→ DO THIS: Please find all lines in the data that hold the string "name" and copy them.

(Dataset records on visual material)
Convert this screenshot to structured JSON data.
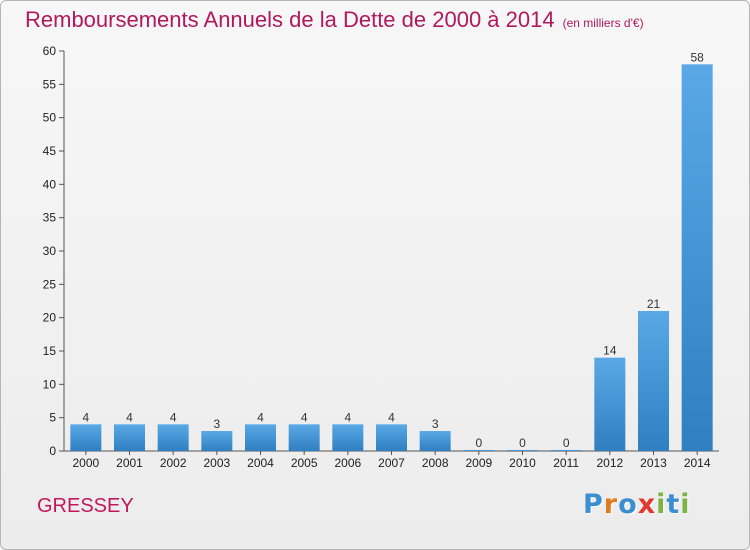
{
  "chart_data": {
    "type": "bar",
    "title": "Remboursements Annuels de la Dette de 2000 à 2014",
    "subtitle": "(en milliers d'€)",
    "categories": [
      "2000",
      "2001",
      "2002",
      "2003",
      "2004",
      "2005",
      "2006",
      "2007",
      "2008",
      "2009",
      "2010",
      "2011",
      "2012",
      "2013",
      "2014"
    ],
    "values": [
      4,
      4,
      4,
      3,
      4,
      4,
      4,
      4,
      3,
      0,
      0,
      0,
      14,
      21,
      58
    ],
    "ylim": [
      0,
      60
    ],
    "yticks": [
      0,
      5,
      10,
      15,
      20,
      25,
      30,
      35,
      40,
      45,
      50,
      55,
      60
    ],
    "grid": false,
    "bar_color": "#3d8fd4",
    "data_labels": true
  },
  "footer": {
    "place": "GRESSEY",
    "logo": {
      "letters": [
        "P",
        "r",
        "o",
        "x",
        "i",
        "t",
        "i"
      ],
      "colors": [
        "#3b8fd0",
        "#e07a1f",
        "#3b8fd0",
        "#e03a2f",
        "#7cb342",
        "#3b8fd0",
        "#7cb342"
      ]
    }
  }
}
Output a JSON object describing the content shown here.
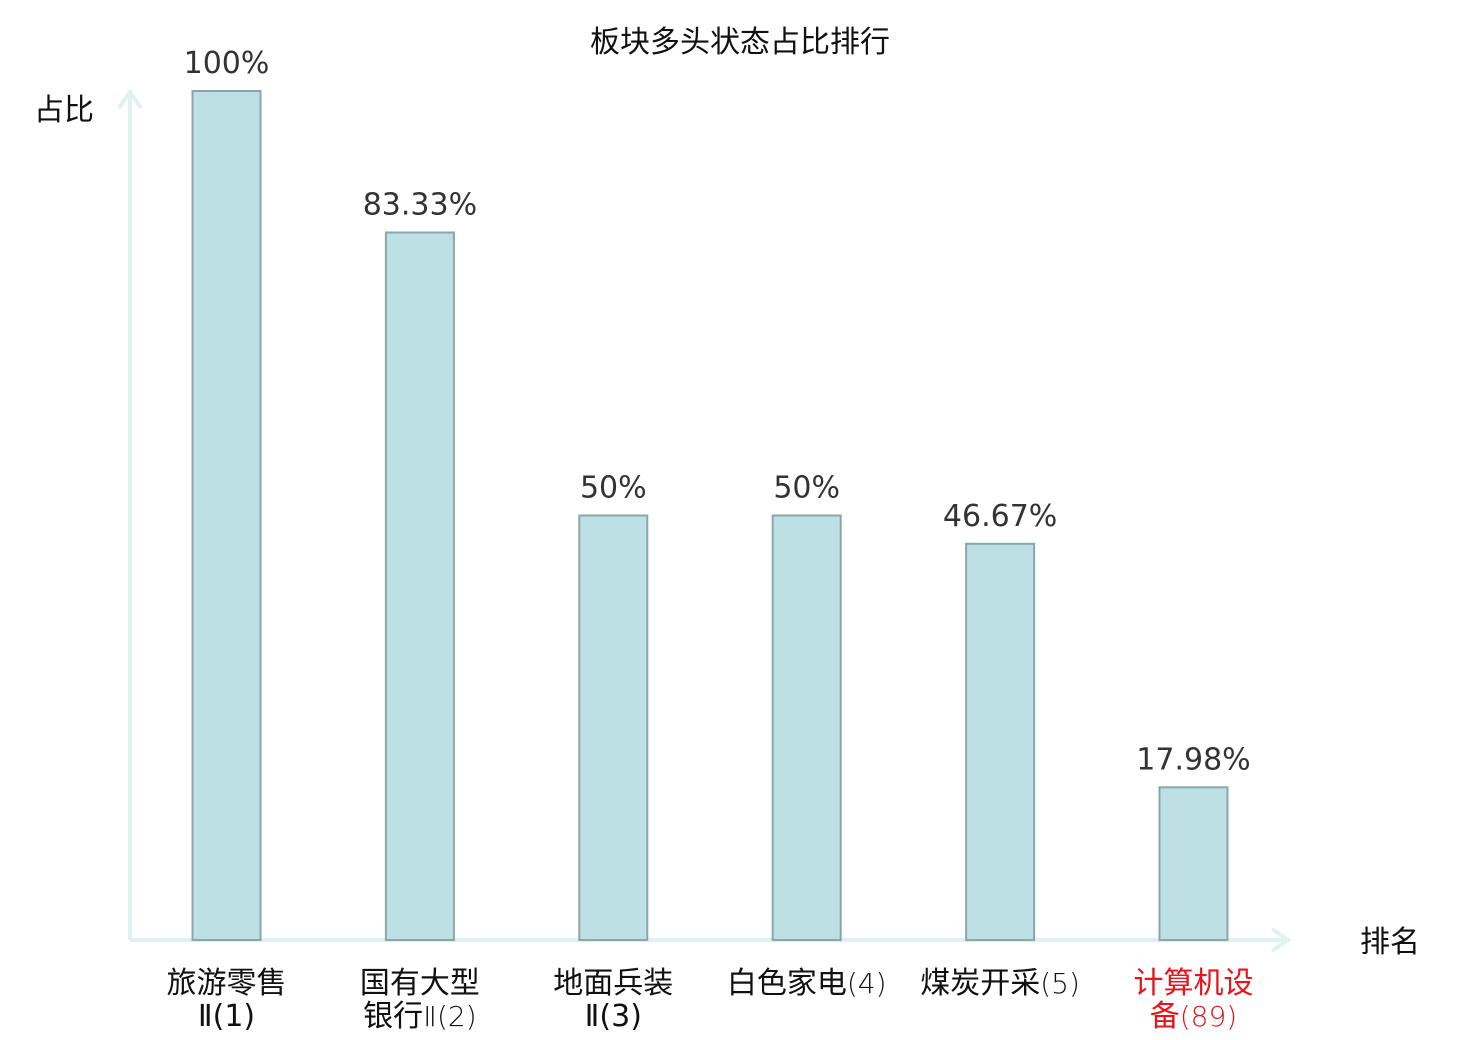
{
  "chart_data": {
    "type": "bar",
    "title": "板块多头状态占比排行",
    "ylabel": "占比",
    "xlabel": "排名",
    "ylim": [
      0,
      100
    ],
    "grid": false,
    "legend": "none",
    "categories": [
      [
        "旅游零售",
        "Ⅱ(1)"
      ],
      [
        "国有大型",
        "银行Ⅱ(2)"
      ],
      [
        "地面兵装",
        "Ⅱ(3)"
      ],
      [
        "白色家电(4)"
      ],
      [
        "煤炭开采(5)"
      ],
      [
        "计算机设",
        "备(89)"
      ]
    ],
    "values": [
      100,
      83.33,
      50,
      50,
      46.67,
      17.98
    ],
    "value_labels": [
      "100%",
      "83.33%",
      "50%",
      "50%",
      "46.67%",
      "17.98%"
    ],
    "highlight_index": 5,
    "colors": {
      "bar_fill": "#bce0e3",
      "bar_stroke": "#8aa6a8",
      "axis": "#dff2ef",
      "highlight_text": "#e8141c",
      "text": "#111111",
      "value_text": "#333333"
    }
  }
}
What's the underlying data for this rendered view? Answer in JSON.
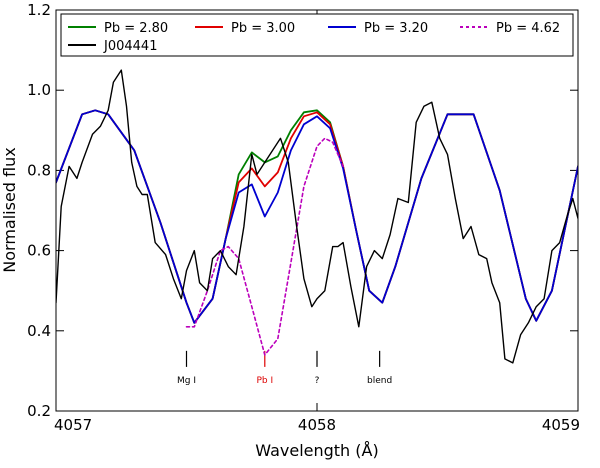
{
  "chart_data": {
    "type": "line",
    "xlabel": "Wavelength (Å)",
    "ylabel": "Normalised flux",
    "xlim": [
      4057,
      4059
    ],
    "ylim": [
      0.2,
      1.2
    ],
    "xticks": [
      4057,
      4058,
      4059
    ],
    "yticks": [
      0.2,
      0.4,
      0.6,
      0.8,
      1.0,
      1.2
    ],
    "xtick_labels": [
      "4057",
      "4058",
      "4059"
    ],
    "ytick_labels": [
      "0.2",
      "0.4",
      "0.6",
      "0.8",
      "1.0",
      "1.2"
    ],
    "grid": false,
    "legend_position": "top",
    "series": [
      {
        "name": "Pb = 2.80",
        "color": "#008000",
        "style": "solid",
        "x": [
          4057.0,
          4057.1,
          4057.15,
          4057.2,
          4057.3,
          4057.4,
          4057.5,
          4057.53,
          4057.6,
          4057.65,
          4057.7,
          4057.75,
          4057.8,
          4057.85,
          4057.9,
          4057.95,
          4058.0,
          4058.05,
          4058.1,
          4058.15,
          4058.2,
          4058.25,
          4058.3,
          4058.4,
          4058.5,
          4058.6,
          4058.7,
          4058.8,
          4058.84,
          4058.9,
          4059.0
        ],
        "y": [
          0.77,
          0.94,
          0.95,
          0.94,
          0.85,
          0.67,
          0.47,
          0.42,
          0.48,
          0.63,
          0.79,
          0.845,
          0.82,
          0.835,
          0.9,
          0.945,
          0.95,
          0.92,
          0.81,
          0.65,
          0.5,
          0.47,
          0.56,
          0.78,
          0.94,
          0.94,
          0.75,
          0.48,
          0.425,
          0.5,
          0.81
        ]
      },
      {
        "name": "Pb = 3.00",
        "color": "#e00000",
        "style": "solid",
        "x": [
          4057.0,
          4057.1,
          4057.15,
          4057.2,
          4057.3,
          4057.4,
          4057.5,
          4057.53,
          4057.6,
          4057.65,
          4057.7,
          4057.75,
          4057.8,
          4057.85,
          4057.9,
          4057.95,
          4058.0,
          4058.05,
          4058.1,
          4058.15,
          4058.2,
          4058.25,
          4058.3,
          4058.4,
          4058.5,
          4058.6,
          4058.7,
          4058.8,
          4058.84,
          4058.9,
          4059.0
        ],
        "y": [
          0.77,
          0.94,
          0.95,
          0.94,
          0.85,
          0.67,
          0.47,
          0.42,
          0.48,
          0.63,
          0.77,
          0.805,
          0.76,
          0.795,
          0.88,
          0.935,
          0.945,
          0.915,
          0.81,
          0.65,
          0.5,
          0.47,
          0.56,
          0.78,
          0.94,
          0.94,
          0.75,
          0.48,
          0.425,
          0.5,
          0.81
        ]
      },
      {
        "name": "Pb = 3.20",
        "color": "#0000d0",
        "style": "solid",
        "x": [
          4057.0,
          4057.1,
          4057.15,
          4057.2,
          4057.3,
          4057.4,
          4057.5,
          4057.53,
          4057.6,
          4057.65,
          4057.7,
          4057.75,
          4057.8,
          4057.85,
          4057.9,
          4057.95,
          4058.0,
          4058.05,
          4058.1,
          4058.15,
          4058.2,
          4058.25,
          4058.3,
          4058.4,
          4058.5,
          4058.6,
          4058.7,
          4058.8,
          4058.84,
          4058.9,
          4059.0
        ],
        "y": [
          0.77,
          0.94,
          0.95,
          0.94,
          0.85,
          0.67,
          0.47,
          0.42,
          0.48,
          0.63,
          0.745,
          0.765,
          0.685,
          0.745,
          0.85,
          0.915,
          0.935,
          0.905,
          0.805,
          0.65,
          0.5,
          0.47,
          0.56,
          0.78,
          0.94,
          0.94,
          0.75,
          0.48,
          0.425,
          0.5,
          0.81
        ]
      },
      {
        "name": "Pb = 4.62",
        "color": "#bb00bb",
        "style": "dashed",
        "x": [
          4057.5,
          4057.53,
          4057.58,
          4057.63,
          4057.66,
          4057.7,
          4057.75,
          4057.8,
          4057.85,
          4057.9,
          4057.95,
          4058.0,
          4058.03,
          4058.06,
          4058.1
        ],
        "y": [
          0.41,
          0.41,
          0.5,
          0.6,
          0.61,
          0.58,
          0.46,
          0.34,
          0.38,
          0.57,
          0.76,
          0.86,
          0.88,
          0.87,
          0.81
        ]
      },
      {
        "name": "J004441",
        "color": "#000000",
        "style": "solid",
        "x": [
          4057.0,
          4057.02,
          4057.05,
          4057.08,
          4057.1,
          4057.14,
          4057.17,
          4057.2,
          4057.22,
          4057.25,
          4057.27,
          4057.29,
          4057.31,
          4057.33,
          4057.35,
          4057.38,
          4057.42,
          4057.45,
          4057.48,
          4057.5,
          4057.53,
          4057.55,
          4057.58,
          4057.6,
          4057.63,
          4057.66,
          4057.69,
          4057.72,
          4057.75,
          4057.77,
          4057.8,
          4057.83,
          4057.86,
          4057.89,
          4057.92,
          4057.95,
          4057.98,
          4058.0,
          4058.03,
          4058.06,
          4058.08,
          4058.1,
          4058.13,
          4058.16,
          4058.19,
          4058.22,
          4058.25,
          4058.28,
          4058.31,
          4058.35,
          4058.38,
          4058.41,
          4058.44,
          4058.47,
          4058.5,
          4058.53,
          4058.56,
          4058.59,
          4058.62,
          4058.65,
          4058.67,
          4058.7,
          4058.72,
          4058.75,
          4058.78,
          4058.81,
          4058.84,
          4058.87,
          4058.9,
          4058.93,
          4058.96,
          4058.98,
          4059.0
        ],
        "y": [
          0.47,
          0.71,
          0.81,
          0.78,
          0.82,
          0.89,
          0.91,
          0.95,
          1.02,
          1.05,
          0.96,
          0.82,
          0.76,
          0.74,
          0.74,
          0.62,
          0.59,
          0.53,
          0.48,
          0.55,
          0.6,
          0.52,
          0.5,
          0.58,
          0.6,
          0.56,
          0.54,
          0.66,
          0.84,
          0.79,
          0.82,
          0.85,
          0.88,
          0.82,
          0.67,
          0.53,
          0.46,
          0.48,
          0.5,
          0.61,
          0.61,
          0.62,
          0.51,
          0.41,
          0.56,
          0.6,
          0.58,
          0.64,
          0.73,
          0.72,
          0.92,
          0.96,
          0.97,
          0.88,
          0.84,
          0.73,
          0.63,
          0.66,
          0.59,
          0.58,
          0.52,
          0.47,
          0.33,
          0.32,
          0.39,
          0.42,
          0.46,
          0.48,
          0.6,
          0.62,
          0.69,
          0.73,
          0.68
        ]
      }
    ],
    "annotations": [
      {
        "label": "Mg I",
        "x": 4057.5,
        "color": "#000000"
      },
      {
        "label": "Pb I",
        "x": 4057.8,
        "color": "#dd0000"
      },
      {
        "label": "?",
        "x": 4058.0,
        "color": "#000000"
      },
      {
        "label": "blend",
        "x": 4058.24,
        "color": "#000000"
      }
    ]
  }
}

→ SOLUTION TO THIS TASK:
        "name": "Pb = 2.80",
        "name": "Pb = 3.00",
        "name": "Pb = 3.20",
        "name": "Pb = 4.62",
        "name": "J004441",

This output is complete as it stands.